> PROVIDED MATERIAL:
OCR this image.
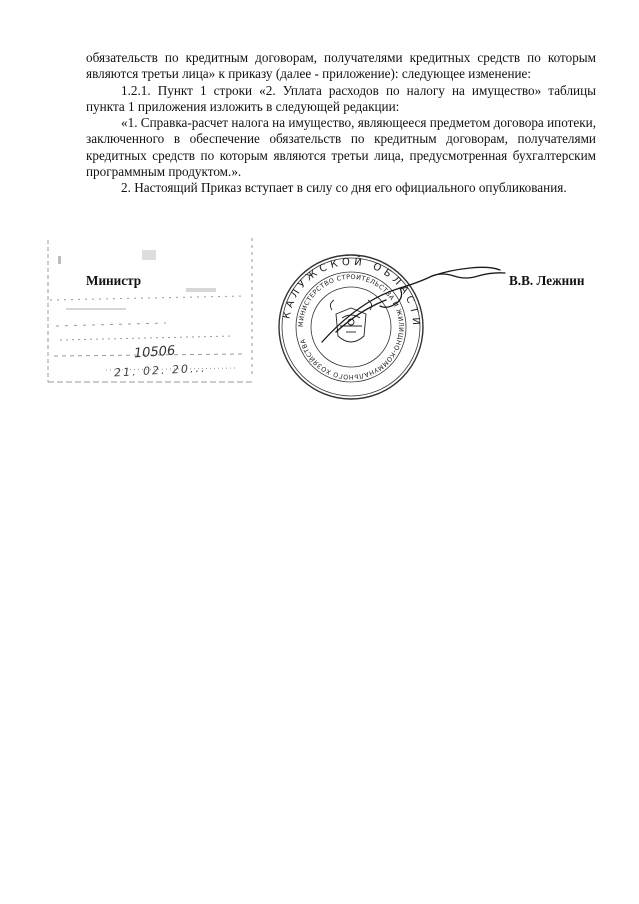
обязательств по кредитным договорам, получателями кредитных средств по которым являются третьи лица» к приказу (далее - приложение): следующее изменение:

1.2.1. Пункт 1 строки «2. Уплата расходов по налогу на имущество» таблицы пункта 1 приложения изложить в следующей редакции:

«1. Справка-расчет налога на имущество, являющееся предметом договора ипотеки, заключенного в обеспечение обязательств по кредитным договорам, получателями кредитных средств по которым являются третьи лица, предусмотренная бухгалтерским программным продуктом.».

2. Настоящий Приказ вступает в силу со дня его официального опубликования.

10506
21. 02. 20...
Министр
КАЛУЖСКОЙ ОБЛАСТИ
МИНИСТЕРСТВО СТРОИТЕЛЬСТВА И ЖИЛИЩНО-КОММУНАЛЬНОГО ХОЗЯЙСТВА
В.В. Лежнин
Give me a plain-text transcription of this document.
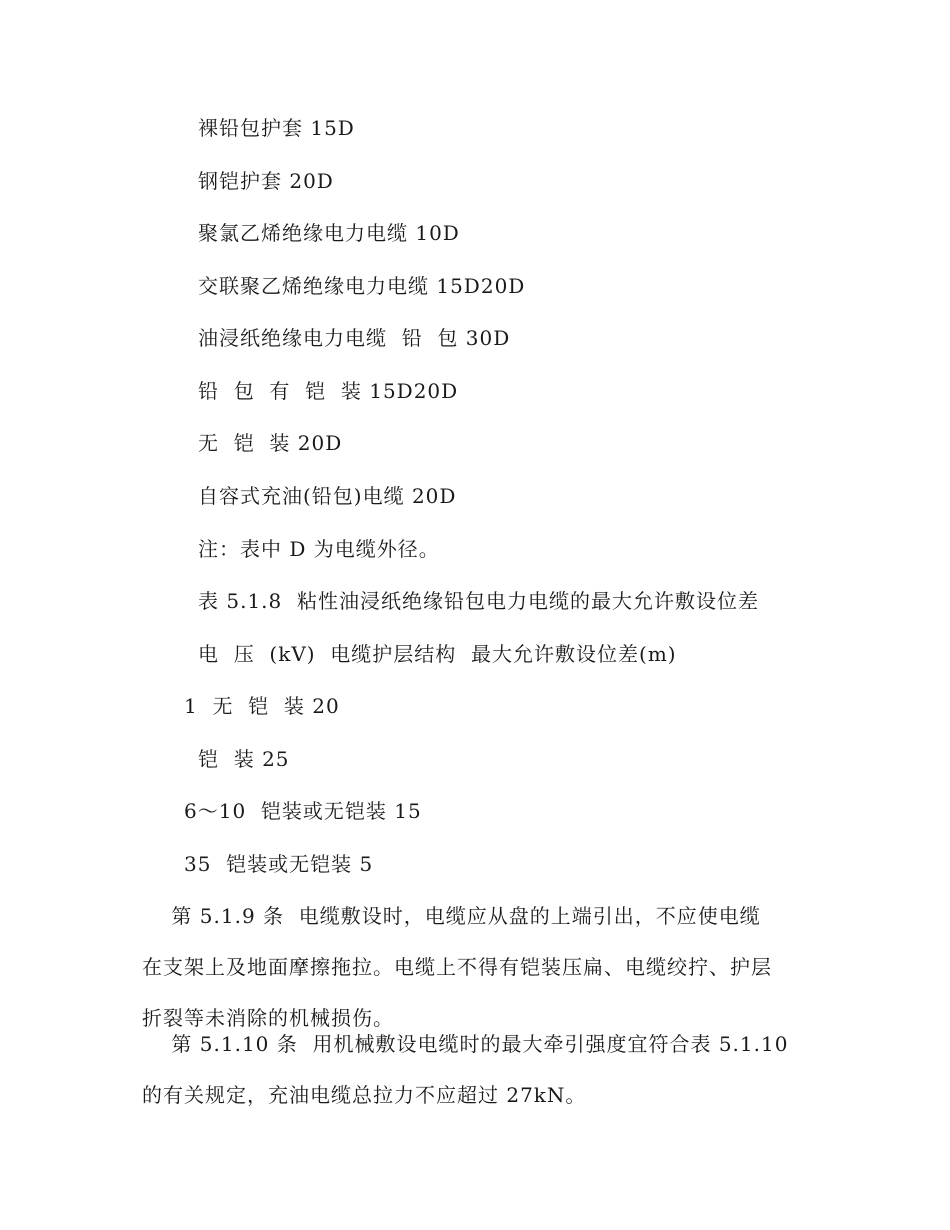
裸铅包护套 15D
钢铠护套 20D
聚氯乙烯绝缘电力电缆 10D
交联聚乙烯绝缘电力电缆 15D20D
油浸纸绝缘电力电缆  铅  包 30D
铅  包  有  铠  装 15D20D
无  铠  装 20D
自容式充油(铅包)电缆 20D
注：表中 D 为电缆外径。
表 5.1.8  粘性油浸纸绝缘铅包电力电缆的最大允许敷设位差
电  压  (kV)  电缆护层结构  最大允许敷设位差(m)
1  无  铠  装 20
铠  装 25
6～10  铠装或无铠装 15
35  铠装或无铠装 5
第 5.1.9 条  电缆敷设时，电缆应从盘的上端引出，不应使电缆
在支架上及地面摩擦拖拉。电缆上不得有铠装压扁、电缆绞拧、护层
折裂等未消除的机械损伤。
第 5.1.10 条  用机械敷设电缆时的最大牵引强度宜符合表 5.1.10
的有关规定，充油电缆总拉力不应超过 27kN。
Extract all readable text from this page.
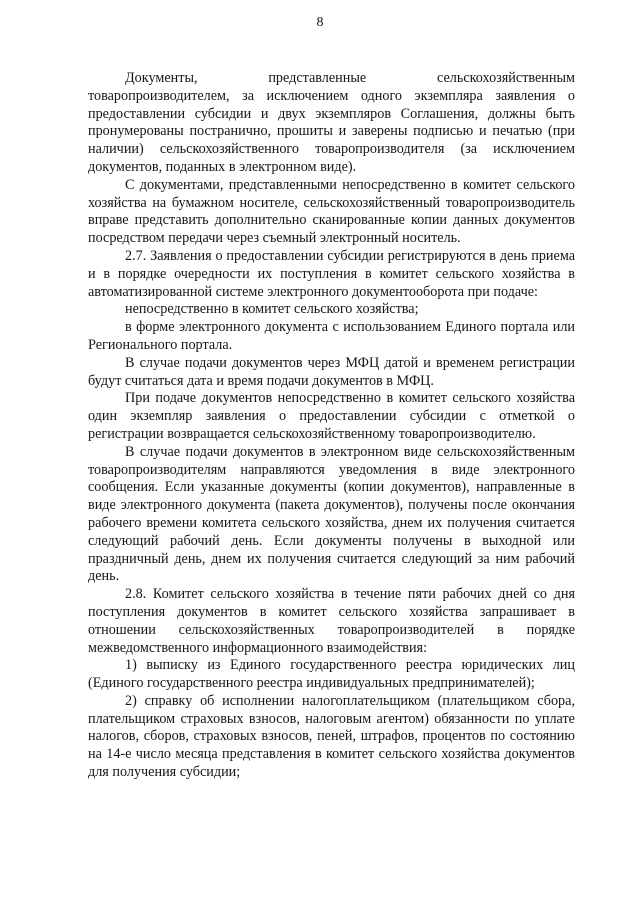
8

Документы, представленные сельскохозяйственным товаропроизводителем, за исключением одного экземпляра заявления о предоставлении субсидии и двух экземпляров Соглашения, должны быть пронумерованы постранично, прошиты и заверены подписью и печатью (при наличии) сельскохозяйственного товаропроизводителя (за исключением документов, поданных в электронном виде).

С документами, представленными непосредственно в комитет сельского хозяйства на бумажном носителе, сельскохозяйственный товаропроизводитель вправе представить дополнительно сканированные копии данных документов посредством передачи через съемный электронный носитель.

2.7. Заявления о предоставлении субсидии регистрируются в день приема и в порядке очередности их поступления в комитет сельского хозяйства в автоматизированной системе электронного документооборота при подаче:

непосредственно в комитет сельского хозяйства;

в форме электронного документа с использованием Единого портала или Регионального портала.

В случае подачи документов через МФЦ датой и временем регистрации будут считаться дата и время подачи документов в МФЦ.

При подаче документов непосредственно в комитет сельского хозяйства один экземпляр заявления о предоставлении субсидии с отметкой о регистрации возвращается сельскохозяйственному товаропроизводителю.

В случае подачи документов в электронном виде сельскохозяйственным товаропроизводителям направляются уведомления в виде электронного сообщения. Если указанные документы (копии документов), направленные в виде электронного документа (пакета документов), получены после окончания рабочего времени комитета сельского хозяйства, днем их получения считается следующий рабочий день. Если документы получены в выходной или праздничный день, днем их получения считается следующий за ним рабочий день.

2.8. Комитет сельского хозяйства в течение пяти рабочих дней со дня поступления документов в комитет сельского хозяйства запрашивает в отношении сельскохозяйственных товаропроизводителей в порядке межведомственного информационного взаимодействия:

1) выписку из Единого государственного реестра юридических лиц (Единого государственного реестра индивидуальных предпринимателей);

2) справку об исполнении налогоплательщиком (плательщиком сбора, плательщиком страховых взносов, налоговым агентом) обязанности по уплате налогов, сборов, страховых взносов, пеней, штрафов, процентов по состоянию на 14-е число месяца представления в комитет сельского хозяйства документов для получения субсидии;
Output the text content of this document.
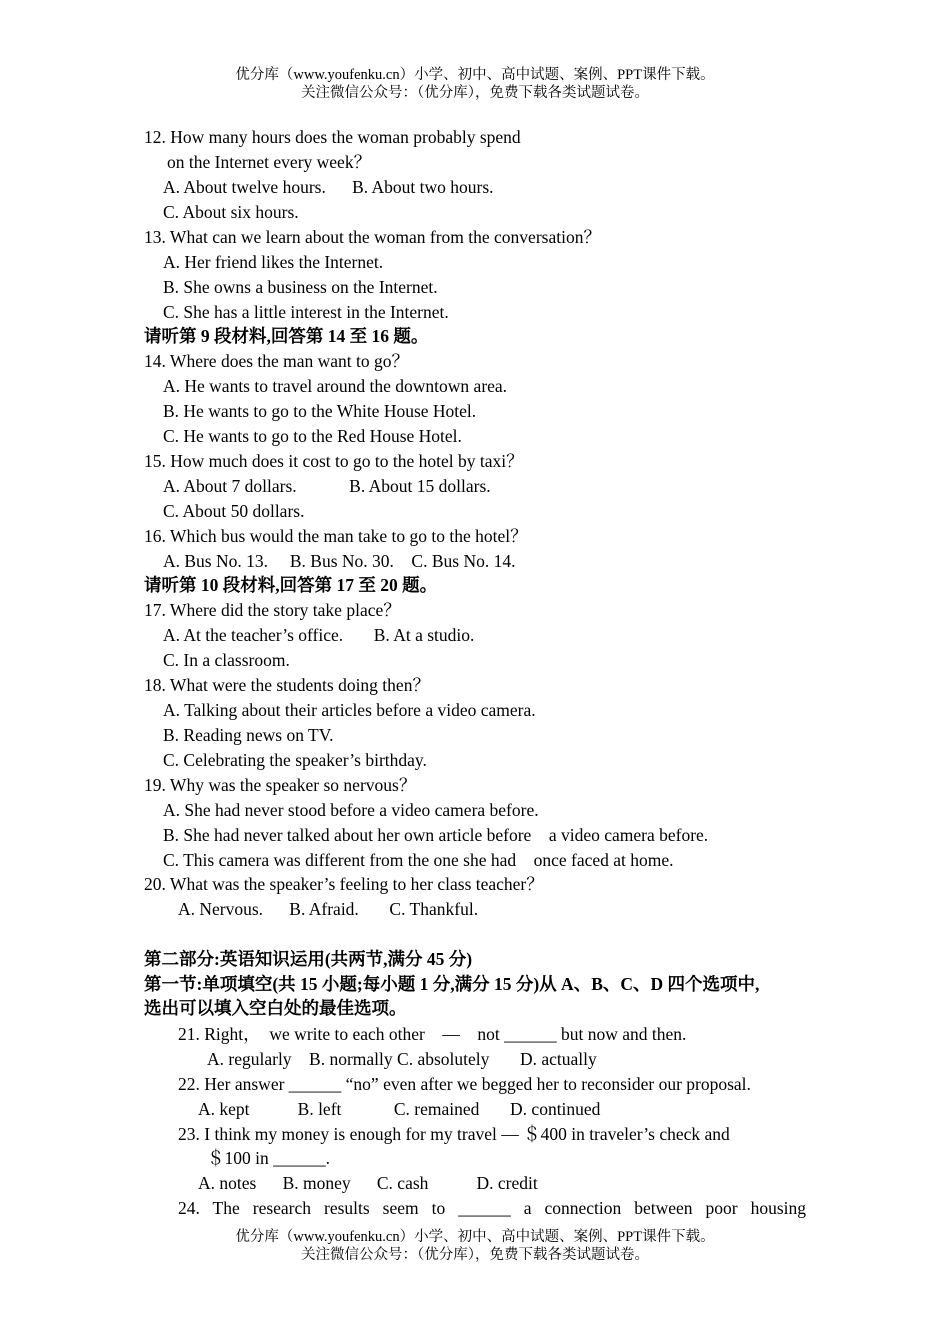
优分库（www.youfenku.cn）小学、初中、高中试题、案例、PPT课件下载。
关注微信公众号：（优分库），免费下载各类试题试卷。
12. How many hours does the woman probably spend
on the Internet every week？
A. About twelve hours.      B. About two hours.
C. About six hours.
13. What can we learn about the woman from the conversation？
A. Her friend likes the Internet.
B. She owns a business on the Internet.
C. She has a little interest in the Internet.
请听第 9 段材料,回答第 14 至 16 题。
14. Where does the man want to go？
A. He wants to travel around the downtown area.
B. He wants to go to the White House Hotel.
C. He wants to go to the Red House Hotel.
15. How much does it cost to go to the hotel by taxi？
A. About 7 dollars.            B. About 15 dollars.
C. About 50 dollars.
16. Which bus would the man take to go to the hotel？
A. Bus No. 13.     B. Bus No. 30.    C. Bus No. 14.
请听第 10 段材料,回答第 17 至 20 题。
17. Where did the story take place？
A. At the teacher’s office.       B. At a studio.
C. In a classroom.
18. What were the students doing then？
A. Talking about their articles before a video camera.
B. Reading news on TV.
C. Celebrating the speaker’s birthday.
19. Why was the speaker so nervous？
A. She had never stood before a video camera before.
B. She had never talked about her own article before    a video camera before.
C. This camera was different from the one she had    once faced at home.
20. What was the speaker’s feeling to her class teacher？
A. Nervous.      B. Afraid.       C. Thankful.
第二部分:英语知识运用(共两节,满分 45 分)
第一节:单项填空(共 15 小题;每小题 1 分,满分 15 分)从 A、B、C、D 四个选项中,
选出可以填入空白处的最佳选项。
21. Right，  we write to each other    —    not ______ but now and then.
A. regularly    B. normally C. absolutely       D. actually
22. Her answer ______ “no” even after we begged her to reconsider our proposal.
A. kept           B. left            C. remained       D. continued
23. I think my money is enough for my travel — ＄400 in traveler’s check and
＄100 in ______.
A. notes      B. money      C. cash           D. credit
24. The research results seem to ______ a connection between poor housing
优分库（www.youfenku.cn）小学、初中、高中试题、案例、PPT课件下载。
关注微信公众号：（优分库），免费下载各类试题试卷。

> INSTRUCTIONS FOR THE TASK: Filter the entries down to the lines with the word "text" in them.

> COMPLETE ANSWER:
Give me a plain-text transcription of this document.
Extract all readable text from this page.
Output the text content of this document.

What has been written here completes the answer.